STATED GOAL: Sort through the entries below and pull out lines containing the word "Temperature".

■ ■ ■

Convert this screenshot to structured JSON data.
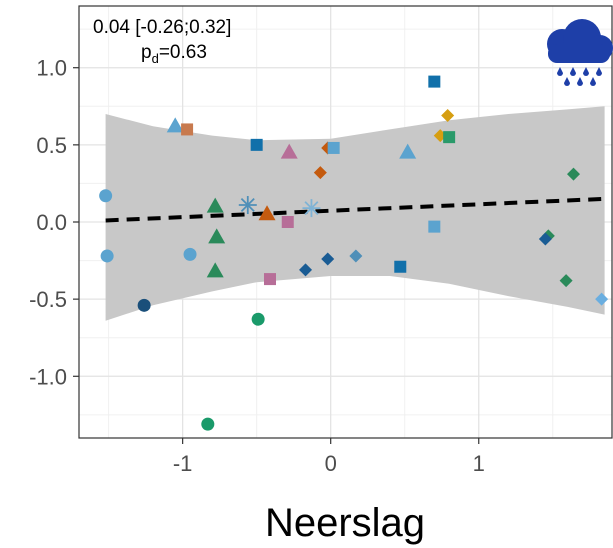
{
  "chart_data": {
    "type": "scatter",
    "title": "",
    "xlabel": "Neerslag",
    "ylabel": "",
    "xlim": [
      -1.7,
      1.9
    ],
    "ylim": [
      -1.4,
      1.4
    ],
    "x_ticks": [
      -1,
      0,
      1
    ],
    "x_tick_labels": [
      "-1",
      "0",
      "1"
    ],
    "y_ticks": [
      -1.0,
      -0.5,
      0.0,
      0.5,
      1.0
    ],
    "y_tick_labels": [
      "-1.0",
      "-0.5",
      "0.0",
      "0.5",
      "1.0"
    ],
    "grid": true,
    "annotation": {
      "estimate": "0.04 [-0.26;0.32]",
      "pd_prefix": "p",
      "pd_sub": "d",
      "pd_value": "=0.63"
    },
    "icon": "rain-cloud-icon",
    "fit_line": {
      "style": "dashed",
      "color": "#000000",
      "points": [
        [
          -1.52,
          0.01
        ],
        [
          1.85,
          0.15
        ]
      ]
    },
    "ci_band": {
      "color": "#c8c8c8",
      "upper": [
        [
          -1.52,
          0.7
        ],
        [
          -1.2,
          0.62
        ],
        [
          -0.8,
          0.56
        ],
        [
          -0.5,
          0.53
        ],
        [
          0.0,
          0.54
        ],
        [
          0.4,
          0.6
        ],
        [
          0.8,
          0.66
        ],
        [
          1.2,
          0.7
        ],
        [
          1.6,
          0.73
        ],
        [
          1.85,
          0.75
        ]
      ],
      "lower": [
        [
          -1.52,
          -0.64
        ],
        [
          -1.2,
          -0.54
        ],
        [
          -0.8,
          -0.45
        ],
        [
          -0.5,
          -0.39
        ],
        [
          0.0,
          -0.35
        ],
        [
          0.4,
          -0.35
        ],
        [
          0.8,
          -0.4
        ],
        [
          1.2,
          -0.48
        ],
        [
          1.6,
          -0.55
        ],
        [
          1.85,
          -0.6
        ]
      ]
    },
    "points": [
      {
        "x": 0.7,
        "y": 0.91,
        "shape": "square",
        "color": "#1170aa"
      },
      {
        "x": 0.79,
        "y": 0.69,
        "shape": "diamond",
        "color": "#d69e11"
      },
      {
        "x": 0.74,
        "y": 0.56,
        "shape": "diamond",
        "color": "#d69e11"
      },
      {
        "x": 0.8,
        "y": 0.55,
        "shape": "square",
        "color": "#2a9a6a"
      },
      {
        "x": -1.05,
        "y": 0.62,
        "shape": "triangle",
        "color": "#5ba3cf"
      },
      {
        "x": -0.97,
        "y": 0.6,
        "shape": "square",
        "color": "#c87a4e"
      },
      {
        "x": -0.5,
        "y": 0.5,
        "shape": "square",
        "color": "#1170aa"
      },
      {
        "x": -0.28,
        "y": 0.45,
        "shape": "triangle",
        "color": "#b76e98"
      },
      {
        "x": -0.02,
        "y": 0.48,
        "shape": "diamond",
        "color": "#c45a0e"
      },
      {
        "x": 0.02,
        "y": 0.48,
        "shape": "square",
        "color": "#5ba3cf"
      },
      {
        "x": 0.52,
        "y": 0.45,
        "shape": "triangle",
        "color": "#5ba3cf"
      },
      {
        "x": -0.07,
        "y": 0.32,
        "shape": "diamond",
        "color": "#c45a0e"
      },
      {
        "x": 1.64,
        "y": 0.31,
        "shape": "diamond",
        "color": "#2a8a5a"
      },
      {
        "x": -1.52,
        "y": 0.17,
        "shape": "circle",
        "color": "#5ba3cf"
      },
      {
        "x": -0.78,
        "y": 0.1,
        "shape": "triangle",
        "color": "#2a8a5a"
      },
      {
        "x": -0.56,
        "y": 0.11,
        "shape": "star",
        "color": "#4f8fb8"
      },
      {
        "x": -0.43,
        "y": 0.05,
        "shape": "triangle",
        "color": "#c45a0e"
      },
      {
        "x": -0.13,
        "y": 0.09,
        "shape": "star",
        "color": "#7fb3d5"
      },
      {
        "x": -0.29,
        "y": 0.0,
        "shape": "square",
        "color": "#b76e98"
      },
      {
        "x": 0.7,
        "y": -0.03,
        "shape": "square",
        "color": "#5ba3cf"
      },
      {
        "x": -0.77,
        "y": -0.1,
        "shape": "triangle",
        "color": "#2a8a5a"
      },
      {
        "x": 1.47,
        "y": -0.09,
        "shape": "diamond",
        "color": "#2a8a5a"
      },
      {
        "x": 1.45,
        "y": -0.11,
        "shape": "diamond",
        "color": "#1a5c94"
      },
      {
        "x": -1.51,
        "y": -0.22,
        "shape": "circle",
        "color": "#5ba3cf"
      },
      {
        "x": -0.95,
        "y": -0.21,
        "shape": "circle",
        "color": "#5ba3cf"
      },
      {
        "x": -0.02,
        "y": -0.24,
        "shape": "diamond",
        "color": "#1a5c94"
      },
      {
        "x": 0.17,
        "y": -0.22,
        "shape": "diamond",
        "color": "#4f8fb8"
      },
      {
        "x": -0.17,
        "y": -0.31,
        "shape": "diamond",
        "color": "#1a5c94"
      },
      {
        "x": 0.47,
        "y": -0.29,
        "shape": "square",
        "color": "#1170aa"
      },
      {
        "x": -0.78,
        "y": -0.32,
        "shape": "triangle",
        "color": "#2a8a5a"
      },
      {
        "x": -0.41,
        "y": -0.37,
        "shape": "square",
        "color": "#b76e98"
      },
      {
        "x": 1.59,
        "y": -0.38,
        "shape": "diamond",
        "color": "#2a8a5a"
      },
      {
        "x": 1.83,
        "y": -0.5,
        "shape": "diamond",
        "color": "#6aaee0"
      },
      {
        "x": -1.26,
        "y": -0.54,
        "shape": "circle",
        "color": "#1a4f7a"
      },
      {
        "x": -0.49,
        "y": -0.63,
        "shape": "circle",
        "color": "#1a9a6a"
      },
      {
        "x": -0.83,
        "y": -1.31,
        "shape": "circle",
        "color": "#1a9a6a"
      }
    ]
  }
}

■ ■ ■

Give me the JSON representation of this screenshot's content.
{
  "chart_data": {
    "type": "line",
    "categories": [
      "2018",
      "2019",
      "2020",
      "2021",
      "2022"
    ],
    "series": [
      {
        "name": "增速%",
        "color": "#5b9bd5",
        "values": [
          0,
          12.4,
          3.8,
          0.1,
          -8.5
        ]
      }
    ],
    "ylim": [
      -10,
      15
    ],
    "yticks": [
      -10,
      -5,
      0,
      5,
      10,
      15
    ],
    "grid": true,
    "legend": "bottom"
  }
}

■ ■ ■

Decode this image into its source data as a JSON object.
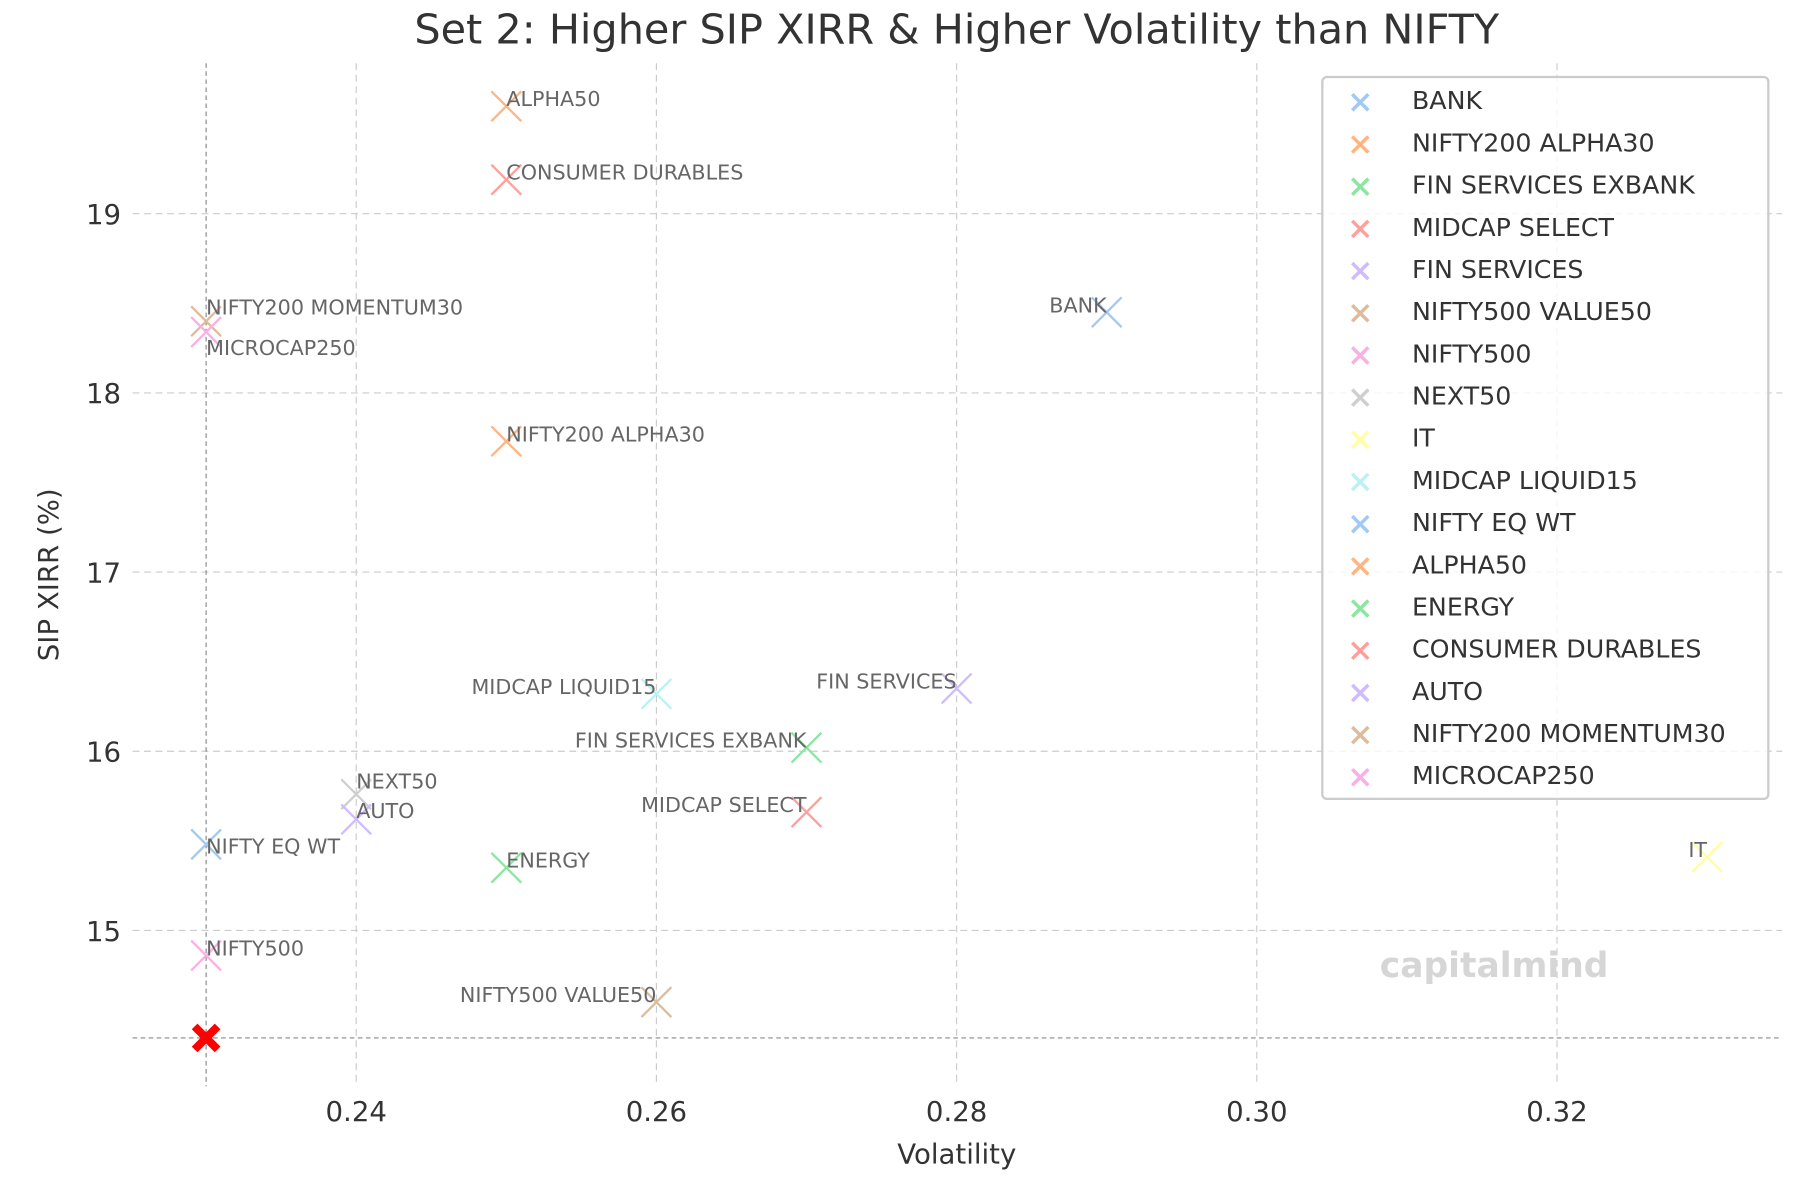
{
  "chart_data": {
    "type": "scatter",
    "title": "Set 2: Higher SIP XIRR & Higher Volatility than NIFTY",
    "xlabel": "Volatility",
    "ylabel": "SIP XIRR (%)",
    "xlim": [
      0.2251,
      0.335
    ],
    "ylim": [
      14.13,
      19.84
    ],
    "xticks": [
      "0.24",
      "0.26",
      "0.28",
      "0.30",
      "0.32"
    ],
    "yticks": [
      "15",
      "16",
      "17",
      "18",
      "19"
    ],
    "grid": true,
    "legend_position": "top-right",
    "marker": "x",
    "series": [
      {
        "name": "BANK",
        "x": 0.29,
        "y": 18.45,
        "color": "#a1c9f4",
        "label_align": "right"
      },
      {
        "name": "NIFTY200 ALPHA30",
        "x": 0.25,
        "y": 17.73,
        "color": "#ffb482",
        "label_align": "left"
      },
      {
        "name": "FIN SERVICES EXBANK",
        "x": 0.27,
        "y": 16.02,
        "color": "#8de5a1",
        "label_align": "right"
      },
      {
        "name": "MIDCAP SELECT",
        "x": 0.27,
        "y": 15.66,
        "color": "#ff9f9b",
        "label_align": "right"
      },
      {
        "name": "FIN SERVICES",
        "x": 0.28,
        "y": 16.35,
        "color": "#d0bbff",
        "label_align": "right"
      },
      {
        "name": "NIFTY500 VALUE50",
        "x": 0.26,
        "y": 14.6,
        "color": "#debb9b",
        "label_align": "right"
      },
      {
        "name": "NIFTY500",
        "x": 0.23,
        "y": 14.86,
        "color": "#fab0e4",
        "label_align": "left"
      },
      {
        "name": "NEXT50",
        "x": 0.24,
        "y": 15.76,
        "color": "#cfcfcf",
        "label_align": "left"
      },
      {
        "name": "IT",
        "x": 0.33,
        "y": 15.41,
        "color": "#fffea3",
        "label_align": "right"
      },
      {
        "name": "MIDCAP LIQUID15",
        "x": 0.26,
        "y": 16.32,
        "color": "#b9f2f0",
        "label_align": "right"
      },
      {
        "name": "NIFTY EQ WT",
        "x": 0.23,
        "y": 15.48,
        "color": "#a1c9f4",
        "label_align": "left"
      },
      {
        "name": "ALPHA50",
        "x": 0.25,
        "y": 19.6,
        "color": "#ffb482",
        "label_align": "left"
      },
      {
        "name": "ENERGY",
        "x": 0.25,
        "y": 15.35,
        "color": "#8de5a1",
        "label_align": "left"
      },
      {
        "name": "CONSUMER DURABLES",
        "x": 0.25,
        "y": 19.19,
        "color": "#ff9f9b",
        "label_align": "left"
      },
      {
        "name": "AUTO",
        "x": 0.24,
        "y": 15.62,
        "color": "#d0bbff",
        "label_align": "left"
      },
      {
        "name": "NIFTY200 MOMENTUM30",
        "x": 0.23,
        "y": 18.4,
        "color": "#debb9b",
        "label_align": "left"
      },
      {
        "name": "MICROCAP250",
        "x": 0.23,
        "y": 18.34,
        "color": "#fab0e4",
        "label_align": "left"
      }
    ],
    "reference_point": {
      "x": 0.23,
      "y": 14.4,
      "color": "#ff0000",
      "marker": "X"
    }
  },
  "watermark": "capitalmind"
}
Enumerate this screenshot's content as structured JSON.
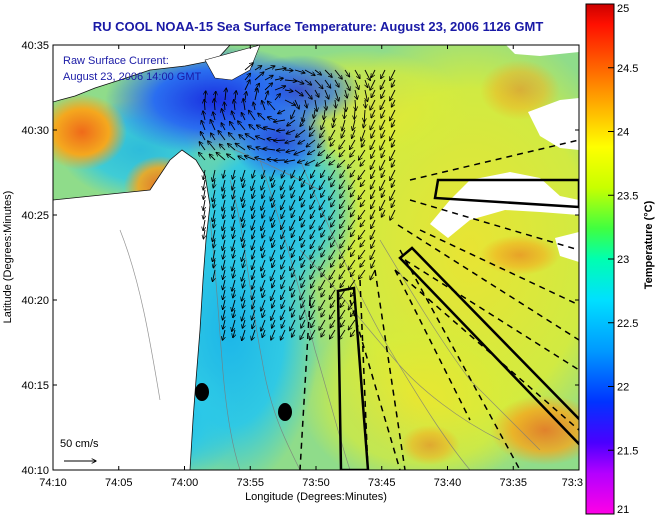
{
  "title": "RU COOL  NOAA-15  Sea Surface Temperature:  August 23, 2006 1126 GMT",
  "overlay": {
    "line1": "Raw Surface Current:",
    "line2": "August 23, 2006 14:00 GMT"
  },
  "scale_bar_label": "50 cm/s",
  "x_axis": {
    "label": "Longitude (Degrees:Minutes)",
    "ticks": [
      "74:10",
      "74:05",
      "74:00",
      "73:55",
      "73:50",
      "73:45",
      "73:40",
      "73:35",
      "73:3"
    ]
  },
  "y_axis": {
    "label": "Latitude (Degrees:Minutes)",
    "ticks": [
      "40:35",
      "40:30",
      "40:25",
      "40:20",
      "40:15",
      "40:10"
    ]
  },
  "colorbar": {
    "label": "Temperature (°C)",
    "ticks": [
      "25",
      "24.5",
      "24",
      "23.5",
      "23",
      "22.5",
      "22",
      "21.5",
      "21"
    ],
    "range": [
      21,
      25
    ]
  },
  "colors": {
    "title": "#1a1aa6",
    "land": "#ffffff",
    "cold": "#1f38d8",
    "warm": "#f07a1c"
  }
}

■ ■ ■

FINAL RESULT:
  "title": "RU COOL  NOAA-15  Sea Surface Temperature:  August 23, 2006 1126 GMT",
    "label": "Temperature (°C)",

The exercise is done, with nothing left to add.